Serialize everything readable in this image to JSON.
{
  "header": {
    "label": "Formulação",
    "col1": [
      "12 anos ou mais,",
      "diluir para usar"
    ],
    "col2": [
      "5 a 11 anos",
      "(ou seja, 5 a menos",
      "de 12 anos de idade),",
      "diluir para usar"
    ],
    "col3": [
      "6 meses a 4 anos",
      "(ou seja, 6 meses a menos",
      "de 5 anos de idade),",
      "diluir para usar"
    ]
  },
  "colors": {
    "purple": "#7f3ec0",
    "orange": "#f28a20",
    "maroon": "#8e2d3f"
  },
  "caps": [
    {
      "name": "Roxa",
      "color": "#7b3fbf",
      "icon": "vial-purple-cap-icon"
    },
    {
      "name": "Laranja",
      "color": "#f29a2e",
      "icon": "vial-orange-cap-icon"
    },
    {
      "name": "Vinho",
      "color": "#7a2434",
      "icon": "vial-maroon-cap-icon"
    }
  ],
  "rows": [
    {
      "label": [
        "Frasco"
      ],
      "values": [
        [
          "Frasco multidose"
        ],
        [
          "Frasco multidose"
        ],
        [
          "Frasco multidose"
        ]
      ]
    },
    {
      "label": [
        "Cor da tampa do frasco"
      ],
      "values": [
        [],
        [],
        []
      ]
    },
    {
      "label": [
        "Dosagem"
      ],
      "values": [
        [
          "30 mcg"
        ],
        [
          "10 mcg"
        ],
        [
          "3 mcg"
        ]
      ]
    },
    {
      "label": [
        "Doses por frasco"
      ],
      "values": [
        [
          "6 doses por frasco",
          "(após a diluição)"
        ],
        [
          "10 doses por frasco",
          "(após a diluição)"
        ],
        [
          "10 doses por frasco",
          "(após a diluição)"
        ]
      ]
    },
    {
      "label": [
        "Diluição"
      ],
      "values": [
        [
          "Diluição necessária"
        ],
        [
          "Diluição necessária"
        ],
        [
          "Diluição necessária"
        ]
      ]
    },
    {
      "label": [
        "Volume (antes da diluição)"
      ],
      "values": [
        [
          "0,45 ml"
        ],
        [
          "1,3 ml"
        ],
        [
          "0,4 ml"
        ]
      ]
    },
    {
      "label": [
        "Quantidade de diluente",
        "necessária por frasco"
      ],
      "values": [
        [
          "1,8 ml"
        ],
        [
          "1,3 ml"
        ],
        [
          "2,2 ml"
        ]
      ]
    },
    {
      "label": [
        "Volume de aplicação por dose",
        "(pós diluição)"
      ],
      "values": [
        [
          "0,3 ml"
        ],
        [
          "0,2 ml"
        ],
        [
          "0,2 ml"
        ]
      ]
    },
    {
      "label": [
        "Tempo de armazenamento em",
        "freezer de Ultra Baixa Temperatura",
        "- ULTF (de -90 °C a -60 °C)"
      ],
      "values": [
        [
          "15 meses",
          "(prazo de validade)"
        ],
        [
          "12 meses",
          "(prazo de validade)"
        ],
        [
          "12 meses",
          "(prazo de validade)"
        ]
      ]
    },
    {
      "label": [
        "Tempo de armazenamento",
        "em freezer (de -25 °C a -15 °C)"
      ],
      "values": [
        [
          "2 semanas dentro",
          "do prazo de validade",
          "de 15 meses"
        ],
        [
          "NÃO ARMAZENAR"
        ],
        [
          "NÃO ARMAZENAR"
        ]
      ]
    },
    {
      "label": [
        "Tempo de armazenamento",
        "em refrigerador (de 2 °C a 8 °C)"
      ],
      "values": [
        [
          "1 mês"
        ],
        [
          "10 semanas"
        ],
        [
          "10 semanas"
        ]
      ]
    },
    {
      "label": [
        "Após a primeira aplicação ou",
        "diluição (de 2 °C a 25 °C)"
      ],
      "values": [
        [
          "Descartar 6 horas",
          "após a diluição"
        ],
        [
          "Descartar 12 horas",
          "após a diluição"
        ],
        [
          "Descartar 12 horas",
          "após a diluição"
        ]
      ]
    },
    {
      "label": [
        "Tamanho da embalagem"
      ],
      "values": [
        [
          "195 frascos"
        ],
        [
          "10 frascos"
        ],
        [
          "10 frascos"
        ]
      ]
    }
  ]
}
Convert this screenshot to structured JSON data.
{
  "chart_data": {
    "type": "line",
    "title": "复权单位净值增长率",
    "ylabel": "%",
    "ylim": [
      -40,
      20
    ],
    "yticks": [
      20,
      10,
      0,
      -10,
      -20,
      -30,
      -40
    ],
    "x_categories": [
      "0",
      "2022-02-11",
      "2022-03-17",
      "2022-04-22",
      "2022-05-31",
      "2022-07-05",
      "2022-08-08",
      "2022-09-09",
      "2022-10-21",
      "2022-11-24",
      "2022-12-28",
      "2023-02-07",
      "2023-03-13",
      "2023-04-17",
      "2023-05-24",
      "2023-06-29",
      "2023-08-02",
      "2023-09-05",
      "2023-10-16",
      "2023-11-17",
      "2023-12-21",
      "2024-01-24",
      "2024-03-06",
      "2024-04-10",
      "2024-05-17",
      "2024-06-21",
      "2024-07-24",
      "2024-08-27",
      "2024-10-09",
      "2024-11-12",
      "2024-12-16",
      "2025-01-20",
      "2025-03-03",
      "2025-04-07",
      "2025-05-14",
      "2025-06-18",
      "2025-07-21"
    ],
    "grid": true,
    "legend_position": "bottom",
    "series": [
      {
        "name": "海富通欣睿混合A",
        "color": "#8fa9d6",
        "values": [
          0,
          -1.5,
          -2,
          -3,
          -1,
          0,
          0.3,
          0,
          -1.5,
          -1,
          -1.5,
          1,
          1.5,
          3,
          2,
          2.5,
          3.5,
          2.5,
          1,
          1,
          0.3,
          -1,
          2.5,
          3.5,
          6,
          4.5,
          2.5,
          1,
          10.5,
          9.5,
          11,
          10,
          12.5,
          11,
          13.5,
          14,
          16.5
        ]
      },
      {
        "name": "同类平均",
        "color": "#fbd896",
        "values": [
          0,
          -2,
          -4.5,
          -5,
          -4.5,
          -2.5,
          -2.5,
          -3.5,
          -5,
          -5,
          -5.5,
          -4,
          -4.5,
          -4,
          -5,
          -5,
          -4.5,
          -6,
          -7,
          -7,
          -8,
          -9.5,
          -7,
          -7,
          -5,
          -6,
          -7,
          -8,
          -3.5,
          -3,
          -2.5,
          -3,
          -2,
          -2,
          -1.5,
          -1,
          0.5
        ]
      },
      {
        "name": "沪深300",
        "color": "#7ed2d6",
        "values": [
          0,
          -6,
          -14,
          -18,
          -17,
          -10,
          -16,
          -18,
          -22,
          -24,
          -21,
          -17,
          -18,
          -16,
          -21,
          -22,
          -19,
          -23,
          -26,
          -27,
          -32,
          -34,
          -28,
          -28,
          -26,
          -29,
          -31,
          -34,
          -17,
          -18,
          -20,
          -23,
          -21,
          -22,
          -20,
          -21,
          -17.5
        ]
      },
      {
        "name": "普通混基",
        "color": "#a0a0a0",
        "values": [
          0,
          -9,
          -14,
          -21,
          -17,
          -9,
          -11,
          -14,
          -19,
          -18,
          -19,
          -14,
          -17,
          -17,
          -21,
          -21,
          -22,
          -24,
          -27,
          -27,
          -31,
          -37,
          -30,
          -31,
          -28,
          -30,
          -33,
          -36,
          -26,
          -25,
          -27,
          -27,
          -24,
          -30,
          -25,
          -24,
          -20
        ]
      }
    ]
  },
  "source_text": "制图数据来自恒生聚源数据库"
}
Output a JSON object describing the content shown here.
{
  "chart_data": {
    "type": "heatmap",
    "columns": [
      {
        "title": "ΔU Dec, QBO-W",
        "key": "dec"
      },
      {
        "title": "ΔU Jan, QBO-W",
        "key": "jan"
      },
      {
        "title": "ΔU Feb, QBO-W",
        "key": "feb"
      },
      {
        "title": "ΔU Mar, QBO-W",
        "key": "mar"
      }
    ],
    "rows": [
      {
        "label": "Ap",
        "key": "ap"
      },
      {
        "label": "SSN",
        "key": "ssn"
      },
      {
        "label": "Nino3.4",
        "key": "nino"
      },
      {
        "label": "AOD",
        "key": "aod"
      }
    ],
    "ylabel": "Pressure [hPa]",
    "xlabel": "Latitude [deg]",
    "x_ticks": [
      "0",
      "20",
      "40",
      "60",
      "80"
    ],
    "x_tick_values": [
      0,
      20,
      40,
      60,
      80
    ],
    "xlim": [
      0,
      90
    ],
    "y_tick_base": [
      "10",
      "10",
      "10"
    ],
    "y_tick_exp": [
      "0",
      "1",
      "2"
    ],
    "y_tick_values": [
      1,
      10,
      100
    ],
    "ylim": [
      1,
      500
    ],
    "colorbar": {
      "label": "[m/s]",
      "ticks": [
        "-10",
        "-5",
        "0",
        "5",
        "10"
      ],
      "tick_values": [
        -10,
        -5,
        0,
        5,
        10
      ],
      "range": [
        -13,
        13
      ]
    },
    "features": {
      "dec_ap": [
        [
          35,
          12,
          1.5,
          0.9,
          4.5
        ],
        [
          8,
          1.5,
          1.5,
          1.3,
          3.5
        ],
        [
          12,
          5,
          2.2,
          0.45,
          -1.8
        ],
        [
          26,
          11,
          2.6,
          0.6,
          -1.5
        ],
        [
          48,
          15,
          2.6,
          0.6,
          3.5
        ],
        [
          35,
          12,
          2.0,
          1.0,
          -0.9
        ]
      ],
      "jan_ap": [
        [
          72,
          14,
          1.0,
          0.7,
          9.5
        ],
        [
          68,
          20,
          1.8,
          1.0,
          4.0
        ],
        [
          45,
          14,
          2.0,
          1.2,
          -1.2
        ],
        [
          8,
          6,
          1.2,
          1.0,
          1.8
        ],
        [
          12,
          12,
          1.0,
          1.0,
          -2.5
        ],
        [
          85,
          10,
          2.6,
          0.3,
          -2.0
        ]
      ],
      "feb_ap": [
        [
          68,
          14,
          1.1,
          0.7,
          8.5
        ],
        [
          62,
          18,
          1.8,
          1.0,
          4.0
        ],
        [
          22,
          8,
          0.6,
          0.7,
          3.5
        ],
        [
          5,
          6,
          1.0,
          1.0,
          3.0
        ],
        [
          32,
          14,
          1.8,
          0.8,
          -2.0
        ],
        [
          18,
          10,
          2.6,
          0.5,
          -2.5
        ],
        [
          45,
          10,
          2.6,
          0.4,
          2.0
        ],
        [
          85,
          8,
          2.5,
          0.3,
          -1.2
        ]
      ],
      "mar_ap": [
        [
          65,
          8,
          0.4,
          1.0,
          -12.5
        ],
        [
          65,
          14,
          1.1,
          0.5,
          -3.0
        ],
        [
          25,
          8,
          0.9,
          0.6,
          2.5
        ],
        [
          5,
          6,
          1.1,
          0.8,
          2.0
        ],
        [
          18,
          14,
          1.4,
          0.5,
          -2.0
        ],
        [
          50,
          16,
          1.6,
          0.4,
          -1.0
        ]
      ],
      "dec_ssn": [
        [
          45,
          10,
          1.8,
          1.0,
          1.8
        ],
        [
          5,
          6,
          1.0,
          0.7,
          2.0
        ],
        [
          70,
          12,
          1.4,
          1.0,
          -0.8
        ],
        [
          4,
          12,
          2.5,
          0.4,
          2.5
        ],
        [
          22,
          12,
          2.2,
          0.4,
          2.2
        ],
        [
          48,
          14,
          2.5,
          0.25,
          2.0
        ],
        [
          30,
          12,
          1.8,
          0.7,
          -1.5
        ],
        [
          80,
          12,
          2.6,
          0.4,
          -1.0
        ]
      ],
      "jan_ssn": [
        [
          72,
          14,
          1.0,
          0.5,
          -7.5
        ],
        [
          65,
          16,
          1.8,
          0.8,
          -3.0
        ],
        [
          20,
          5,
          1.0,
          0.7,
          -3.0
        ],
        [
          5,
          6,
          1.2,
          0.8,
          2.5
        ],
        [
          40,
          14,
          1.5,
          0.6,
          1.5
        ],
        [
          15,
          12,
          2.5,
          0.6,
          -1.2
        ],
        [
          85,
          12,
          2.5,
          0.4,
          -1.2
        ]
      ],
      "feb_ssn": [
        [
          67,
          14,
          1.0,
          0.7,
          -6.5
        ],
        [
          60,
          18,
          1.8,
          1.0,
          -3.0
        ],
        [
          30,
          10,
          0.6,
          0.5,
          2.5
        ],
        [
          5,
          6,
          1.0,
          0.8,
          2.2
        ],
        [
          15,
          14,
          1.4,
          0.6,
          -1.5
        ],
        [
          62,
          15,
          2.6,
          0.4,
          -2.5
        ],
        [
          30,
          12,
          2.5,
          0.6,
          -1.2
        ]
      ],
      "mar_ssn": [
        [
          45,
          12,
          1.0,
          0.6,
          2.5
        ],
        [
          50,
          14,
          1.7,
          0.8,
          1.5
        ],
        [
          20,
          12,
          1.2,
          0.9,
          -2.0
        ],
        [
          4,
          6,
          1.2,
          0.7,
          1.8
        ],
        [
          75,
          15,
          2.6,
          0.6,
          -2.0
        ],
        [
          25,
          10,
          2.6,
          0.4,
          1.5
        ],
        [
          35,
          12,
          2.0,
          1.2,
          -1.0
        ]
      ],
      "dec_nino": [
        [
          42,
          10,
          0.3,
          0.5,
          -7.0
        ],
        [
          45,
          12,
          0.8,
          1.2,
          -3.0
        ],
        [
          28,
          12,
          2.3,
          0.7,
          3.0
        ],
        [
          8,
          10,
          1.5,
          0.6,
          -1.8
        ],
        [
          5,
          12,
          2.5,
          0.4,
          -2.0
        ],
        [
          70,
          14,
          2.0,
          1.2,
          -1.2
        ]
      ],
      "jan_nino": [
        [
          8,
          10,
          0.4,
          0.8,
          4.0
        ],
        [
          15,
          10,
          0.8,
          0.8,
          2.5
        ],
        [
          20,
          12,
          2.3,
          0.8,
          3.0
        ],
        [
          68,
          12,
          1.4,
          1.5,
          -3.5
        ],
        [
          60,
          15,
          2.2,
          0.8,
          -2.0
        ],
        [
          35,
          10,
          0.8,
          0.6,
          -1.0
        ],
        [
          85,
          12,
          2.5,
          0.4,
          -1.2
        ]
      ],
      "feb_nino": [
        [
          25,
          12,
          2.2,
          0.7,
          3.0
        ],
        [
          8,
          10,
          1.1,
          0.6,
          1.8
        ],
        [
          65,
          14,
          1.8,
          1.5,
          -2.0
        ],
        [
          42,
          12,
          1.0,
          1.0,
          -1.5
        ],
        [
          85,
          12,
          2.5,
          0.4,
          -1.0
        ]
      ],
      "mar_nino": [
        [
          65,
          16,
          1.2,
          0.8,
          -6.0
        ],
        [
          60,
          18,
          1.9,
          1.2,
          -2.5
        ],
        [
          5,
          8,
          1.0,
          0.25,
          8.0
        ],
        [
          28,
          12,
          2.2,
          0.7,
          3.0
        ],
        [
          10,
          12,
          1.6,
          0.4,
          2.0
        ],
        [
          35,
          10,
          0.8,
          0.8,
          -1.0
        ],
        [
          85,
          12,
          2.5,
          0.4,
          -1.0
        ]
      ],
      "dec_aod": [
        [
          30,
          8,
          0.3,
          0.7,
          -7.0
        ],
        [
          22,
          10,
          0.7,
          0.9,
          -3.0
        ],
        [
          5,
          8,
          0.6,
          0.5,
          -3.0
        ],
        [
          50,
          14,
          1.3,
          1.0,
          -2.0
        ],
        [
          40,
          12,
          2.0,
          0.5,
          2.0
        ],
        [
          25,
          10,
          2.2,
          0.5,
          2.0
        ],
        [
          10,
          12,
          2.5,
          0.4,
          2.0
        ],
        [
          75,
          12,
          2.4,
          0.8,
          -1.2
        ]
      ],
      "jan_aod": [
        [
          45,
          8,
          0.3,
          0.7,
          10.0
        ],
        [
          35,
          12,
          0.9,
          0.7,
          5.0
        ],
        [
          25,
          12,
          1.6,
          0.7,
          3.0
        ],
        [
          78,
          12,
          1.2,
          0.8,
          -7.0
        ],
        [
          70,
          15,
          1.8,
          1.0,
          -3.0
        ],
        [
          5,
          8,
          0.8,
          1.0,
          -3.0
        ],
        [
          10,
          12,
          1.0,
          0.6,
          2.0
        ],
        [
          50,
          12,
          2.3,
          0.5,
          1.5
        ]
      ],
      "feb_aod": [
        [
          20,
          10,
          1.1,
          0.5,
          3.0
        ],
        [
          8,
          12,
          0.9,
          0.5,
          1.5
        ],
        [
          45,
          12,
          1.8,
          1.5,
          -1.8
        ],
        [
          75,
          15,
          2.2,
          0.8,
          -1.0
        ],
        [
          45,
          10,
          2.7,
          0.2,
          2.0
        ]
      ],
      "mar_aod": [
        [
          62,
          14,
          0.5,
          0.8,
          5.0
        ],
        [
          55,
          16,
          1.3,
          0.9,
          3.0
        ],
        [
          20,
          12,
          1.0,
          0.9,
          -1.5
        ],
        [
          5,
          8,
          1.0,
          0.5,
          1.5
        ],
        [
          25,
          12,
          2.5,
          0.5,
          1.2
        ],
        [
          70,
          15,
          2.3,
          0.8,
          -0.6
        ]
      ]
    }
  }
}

Written exercise: Find every line in the listing that holds the string "purple", then say how many there are as a bare number.

Solution to this exercise: 2